[What the exercise asks]: Take every line from the listing below that contains "source".

[Recorded information]:
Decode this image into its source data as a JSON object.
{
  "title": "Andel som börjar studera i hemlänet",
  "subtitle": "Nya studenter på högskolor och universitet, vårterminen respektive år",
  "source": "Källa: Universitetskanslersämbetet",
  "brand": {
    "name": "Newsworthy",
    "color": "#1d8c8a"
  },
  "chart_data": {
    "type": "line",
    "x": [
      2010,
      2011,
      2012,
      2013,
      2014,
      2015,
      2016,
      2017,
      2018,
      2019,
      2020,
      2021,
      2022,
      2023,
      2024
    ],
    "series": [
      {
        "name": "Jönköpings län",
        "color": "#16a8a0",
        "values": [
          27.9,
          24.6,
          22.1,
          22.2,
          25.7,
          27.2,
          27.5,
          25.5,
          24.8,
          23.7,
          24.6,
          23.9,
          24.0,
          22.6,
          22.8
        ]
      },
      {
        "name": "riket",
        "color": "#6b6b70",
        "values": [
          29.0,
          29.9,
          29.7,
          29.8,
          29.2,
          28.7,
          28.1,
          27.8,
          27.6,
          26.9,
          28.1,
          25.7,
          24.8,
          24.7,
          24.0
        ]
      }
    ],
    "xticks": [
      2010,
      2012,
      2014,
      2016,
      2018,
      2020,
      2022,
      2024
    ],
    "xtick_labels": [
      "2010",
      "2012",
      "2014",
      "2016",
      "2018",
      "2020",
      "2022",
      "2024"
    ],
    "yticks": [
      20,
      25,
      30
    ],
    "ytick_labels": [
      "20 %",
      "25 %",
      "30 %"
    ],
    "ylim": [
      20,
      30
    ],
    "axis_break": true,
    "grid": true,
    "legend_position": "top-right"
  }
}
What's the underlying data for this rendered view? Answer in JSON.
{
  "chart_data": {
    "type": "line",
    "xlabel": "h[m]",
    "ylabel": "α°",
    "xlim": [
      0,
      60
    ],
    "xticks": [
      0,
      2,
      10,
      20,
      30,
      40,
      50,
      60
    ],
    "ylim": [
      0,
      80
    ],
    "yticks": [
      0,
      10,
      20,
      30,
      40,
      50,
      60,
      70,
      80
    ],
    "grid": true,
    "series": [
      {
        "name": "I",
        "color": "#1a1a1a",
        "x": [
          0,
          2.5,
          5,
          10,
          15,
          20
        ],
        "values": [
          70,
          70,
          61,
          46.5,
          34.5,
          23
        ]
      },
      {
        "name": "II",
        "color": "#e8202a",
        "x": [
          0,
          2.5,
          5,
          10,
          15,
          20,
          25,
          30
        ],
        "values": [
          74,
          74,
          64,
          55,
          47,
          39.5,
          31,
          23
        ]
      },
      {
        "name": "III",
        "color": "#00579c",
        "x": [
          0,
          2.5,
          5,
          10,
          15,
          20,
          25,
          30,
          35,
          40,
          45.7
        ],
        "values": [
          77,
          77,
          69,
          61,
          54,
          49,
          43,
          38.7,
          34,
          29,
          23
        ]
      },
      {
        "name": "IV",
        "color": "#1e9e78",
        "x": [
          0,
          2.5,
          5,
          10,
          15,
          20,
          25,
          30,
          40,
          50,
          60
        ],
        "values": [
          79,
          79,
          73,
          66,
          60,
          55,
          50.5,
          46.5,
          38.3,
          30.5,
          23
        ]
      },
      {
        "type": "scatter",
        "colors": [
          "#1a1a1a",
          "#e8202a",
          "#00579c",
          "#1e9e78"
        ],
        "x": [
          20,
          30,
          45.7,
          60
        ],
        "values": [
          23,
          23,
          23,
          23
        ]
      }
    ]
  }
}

[Answer to the exercise]:
Decode this image into its source data as a JSON object.
  "source": "Källa: Universitetskanslersämbetet",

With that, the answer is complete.